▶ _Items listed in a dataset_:
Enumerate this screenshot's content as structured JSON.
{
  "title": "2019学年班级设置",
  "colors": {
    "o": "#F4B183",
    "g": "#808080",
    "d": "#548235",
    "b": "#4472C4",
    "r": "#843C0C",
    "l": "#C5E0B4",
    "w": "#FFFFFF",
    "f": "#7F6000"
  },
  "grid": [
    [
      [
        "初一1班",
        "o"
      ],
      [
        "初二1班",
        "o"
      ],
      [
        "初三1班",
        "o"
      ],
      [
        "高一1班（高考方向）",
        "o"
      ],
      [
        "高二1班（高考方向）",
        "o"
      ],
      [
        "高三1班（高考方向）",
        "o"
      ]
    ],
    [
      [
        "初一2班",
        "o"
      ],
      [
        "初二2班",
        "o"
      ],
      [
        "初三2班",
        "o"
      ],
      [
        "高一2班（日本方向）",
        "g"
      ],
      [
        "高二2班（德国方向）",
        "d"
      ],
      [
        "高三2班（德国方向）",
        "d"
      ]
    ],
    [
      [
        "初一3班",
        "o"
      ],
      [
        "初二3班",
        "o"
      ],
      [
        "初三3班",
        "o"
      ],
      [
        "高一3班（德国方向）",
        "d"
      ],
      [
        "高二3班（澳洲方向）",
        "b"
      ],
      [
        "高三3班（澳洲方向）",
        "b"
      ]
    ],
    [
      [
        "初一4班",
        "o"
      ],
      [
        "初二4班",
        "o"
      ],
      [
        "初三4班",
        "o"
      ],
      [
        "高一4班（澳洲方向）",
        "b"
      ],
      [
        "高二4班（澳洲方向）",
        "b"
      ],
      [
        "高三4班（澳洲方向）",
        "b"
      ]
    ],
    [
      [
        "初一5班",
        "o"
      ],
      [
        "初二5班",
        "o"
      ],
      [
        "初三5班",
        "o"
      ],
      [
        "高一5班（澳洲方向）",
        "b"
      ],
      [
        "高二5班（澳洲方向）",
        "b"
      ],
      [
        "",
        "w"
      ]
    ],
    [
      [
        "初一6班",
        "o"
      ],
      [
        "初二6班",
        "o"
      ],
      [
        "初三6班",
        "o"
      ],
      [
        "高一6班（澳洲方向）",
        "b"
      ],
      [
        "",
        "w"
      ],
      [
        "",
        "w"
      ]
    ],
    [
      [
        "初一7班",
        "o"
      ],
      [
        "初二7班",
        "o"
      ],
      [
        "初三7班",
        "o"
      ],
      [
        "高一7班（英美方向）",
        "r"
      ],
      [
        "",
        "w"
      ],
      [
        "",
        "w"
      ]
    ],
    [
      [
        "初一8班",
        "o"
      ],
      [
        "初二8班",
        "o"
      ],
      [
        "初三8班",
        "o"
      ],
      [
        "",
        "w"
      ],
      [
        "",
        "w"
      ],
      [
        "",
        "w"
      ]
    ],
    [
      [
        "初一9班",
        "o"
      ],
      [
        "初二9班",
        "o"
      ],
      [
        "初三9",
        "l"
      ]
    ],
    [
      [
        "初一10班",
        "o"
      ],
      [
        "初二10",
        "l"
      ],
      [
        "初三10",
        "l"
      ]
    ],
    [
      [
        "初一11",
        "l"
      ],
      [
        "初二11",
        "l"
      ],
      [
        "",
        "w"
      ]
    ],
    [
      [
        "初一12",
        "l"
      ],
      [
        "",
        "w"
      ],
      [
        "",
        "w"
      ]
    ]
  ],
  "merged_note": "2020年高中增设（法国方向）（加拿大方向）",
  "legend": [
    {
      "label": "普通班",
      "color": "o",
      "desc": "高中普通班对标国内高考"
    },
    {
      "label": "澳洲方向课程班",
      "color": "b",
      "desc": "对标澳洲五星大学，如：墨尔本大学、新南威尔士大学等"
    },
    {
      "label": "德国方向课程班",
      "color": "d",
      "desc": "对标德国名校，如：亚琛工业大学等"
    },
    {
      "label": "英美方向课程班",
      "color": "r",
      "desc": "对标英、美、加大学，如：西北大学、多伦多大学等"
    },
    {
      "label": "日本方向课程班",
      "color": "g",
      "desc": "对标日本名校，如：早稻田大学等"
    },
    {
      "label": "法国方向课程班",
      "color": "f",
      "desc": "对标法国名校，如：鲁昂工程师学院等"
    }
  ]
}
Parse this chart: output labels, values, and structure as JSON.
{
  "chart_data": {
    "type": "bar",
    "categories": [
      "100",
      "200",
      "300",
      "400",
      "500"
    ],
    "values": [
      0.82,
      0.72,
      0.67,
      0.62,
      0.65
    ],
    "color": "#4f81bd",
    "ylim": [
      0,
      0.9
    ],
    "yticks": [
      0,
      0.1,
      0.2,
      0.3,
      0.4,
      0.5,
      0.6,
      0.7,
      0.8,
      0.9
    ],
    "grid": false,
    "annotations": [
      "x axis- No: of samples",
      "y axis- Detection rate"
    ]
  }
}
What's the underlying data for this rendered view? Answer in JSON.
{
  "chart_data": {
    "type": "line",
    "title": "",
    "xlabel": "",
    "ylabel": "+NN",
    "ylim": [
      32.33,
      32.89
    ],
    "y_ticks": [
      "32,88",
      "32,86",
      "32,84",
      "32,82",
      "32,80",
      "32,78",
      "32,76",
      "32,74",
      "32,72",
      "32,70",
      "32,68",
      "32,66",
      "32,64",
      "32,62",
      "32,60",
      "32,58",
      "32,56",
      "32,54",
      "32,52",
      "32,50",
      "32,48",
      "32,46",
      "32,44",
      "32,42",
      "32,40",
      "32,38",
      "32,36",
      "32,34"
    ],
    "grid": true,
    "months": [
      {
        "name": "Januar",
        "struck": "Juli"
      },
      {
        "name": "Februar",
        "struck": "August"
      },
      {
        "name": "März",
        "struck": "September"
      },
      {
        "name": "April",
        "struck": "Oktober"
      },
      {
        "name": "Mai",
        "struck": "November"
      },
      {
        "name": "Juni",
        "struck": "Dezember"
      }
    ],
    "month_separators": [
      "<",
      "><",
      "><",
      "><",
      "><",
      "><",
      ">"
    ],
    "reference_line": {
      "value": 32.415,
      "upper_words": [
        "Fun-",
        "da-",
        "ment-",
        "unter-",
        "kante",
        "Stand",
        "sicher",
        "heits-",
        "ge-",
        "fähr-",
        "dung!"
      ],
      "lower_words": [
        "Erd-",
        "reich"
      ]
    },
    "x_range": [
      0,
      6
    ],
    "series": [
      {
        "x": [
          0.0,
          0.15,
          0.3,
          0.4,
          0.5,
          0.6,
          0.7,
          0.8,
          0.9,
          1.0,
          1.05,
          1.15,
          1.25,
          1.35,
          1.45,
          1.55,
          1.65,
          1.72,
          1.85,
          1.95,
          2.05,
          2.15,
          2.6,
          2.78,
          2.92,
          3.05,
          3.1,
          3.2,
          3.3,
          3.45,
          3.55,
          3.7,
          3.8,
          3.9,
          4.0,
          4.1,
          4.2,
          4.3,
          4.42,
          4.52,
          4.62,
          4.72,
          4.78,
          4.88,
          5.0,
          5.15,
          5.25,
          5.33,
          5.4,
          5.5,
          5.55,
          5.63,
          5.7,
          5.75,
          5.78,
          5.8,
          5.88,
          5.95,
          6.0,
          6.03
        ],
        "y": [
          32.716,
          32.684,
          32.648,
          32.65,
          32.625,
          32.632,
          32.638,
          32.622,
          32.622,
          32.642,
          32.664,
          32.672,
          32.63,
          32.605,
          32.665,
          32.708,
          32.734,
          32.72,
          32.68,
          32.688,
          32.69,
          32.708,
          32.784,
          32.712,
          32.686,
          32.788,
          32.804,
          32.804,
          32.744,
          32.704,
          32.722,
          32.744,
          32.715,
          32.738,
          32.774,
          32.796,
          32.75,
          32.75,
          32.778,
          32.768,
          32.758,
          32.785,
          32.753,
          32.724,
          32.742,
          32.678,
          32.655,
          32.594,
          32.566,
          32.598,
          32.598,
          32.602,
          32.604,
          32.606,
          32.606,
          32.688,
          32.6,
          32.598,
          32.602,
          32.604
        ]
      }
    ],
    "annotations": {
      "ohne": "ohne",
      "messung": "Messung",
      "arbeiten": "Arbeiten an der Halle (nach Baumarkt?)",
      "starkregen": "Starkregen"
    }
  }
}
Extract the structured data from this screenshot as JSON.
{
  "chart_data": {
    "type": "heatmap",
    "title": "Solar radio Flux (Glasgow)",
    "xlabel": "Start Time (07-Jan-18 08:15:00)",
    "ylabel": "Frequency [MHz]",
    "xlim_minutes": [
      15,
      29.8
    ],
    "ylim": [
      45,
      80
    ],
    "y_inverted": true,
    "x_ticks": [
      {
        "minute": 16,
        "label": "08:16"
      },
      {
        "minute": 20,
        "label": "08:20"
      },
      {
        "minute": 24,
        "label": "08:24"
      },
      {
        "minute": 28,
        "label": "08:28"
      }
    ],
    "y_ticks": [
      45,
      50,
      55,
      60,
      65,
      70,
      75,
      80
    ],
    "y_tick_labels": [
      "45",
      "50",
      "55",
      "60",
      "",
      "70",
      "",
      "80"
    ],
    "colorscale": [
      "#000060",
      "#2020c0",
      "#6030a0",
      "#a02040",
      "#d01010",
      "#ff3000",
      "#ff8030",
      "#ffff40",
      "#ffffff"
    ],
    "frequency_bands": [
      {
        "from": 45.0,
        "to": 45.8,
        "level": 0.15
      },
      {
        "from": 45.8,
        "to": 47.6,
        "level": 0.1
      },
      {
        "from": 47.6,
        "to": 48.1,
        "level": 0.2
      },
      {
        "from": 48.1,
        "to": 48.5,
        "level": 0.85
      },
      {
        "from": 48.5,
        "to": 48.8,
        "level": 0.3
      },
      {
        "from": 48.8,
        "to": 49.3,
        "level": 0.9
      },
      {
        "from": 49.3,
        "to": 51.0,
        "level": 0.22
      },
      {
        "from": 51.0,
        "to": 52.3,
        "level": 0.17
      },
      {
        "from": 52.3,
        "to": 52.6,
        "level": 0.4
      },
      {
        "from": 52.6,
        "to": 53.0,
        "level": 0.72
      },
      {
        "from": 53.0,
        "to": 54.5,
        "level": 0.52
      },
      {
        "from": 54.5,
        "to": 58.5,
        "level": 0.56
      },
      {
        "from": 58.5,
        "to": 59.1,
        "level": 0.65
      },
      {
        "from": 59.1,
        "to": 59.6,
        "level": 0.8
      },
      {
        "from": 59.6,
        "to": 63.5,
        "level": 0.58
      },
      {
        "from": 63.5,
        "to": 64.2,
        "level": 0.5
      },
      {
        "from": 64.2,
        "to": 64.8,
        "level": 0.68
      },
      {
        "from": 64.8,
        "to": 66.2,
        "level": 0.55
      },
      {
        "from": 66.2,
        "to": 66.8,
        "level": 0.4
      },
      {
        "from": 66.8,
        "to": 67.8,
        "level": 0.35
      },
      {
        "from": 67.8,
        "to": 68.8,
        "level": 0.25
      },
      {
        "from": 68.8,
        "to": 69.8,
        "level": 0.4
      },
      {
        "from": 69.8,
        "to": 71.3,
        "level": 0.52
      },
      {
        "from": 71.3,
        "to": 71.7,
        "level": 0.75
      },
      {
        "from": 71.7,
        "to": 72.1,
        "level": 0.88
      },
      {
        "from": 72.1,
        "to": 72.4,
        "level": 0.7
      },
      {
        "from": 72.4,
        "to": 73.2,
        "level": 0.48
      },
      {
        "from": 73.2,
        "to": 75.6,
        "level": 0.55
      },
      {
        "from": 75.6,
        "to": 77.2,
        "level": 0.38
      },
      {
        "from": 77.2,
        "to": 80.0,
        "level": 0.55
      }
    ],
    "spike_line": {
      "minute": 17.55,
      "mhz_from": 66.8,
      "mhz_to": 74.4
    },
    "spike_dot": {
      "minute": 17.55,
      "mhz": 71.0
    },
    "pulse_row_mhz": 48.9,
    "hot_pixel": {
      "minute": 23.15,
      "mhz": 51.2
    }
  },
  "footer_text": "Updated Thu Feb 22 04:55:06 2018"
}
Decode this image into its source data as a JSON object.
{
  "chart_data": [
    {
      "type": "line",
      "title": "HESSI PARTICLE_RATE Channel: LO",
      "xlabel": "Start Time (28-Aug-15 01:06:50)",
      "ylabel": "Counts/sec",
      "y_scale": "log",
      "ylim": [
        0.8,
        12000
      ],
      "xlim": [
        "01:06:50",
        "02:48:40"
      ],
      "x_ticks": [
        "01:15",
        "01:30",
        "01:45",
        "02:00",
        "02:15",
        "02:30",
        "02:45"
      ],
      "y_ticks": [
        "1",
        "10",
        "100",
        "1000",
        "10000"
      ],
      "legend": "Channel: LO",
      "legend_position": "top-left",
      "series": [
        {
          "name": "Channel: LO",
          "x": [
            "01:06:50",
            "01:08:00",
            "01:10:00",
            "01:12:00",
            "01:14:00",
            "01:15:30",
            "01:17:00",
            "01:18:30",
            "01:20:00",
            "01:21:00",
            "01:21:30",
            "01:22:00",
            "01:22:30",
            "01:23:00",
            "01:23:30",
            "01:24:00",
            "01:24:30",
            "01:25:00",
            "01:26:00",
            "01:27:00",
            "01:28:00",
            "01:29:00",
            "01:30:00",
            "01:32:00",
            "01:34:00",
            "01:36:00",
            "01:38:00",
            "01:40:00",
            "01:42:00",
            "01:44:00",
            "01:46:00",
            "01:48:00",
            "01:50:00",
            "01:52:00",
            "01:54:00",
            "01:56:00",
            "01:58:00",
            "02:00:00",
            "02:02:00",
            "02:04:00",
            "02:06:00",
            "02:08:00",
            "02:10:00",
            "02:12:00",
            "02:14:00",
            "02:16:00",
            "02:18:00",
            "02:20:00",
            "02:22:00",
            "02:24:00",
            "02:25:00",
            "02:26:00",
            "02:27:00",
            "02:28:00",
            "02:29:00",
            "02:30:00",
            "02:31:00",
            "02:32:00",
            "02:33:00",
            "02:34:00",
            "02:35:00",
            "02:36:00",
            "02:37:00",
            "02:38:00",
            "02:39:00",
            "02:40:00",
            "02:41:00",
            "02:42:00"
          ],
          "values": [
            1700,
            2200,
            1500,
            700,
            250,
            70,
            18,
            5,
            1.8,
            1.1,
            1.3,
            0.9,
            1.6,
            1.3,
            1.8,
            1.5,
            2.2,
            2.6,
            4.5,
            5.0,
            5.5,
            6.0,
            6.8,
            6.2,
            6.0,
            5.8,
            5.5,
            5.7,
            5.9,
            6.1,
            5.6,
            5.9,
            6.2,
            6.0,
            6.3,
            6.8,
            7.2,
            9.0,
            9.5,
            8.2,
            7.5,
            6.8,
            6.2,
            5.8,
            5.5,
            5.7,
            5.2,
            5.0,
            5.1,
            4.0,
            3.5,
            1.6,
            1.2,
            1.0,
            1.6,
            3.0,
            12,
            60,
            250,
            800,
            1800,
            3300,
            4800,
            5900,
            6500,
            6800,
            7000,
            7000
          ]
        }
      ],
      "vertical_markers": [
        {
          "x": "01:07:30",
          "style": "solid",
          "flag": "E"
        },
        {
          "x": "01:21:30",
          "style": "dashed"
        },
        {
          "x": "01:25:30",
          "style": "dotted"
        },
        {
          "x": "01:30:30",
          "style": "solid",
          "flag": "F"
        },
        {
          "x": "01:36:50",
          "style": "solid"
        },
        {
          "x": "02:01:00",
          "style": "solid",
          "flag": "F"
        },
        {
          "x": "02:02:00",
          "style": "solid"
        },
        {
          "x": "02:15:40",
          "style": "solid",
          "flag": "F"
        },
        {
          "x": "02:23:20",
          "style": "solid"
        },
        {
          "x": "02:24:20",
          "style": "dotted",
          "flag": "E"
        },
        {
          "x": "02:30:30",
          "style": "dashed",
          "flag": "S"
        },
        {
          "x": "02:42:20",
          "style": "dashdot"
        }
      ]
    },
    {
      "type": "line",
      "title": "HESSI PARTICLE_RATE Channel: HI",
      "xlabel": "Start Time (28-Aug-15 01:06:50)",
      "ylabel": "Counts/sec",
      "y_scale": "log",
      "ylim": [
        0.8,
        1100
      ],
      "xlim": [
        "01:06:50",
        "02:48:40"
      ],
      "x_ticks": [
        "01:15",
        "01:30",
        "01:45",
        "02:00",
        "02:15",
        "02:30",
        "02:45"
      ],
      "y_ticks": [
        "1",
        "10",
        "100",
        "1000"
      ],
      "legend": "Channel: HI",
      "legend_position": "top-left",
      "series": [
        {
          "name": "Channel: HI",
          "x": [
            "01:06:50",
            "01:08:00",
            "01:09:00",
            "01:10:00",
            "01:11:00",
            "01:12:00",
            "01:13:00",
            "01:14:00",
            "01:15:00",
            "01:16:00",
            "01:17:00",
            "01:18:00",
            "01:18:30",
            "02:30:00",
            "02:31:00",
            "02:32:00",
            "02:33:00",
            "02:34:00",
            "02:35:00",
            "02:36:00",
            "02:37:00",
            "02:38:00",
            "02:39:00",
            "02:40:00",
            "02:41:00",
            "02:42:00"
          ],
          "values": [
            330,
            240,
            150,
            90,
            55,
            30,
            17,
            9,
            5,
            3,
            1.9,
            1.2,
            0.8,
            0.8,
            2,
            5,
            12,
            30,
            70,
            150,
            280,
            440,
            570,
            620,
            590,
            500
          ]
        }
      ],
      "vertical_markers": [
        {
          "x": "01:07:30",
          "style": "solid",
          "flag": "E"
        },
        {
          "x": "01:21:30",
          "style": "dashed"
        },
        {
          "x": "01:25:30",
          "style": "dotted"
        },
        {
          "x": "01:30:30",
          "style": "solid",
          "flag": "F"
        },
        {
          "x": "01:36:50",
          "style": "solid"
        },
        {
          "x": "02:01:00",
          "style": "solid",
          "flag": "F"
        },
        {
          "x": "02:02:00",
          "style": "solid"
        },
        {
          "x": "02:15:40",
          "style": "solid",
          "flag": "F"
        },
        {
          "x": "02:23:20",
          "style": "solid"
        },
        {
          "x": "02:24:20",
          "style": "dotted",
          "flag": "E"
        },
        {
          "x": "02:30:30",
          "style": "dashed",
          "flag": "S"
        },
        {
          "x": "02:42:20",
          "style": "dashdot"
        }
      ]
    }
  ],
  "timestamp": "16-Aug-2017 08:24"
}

▶ _GIVEN PROBLEM_: Write out every line of the entries that holds the word "ylabel".

▶ _COMPLETED TASK_:
    "ylabel": "+NN",
    "ylabel": "Frequency [MHz]",
      "ylabel": "Counts/sec",
      "ylabel": "Counts/sec",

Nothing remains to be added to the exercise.